_Stated task_
Select the lines that hold the word "siguientes" and copy each one.

_Items_

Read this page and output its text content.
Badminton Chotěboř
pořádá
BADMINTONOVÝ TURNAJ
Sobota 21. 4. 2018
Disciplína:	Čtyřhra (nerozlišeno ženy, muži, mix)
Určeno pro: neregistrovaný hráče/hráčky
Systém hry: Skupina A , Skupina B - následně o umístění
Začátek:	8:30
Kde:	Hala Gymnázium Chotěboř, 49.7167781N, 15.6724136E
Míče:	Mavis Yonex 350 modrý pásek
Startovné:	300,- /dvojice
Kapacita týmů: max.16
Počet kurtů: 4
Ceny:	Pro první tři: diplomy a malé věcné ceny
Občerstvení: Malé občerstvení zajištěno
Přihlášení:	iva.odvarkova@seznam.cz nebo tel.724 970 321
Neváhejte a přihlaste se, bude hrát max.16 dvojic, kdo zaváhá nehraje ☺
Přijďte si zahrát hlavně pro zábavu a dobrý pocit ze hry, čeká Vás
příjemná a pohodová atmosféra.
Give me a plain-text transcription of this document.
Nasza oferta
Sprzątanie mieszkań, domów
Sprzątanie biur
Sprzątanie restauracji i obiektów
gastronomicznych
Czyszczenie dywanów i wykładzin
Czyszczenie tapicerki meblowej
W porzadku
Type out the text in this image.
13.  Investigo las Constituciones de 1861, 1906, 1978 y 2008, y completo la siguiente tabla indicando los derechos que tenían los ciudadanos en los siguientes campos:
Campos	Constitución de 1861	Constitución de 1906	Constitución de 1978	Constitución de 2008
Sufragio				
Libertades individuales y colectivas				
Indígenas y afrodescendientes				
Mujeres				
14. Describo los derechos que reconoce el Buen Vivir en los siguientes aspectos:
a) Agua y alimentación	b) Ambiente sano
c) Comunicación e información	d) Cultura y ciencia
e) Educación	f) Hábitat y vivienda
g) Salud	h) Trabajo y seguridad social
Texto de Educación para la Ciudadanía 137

_Result for this exercise_
13.  Investigo las Constituciones de 1861, 1906, 1978 y 2008, y completo la siguiente tabla indicando los derechos que tenían los ciudadanos en los siguientes campos:
14. Describo los derechos que reconoce el Buen Vivir en los siguientes aspectos:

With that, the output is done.